Single out the lines of the material that contain "archéologie" and copy them.

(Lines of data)
** Begin **

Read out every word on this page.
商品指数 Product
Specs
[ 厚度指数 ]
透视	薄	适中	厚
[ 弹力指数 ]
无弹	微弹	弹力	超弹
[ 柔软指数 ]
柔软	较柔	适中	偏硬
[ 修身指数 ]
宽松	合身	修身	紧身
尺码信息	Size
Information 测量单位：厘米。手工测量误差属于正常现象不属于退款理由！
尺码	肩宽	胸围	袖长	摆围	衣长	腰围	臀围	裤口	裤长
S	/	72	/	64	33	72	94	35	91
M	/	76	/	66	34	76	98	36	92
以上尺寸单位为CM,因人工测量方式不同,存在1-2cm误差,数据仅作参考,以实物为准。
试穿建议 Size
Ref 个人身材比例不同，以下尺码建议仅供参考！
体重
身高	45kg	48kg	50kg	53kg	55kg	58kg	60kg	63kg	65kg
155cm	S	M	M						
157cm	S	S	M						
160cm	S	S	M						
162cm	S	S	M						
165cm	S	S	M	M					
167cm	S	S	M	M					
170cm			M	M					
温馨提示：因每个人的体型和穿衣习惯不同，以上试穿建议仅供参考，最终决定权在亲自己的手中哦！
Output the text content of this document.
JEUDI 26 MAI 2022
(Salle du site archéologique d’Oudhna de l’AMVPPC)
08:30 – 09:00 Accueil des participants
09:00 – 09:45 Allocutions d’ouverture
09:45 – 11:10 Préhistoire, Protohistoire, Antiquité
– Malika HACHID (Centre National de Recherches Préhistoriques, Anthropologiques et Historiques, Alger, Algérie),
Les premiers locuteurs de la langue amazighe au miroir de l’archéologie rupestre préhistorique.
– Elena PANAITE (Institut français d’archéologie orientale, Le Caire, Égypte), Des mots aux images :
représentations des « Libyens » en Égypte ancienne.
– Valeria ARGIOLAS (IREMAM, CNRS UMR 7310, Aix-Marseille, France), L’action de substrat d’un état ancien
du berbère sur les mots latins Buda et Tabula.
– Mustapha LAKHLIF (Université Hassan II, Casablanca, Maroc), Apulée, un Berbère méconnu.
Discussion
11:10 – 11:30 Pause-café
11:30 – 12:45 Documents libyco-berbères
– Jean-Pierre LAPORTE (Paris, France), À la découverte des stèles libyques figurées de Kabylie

** End **

**ANSWER TO THE TASK**.
Les premiers locuteurs de la langue amazighe au miroir de l’archéologie rupestre préhistorique.
– Elena PANAITE (Institut français d’archéologie orientale, Le Caire, Égypte), Des mots aux images :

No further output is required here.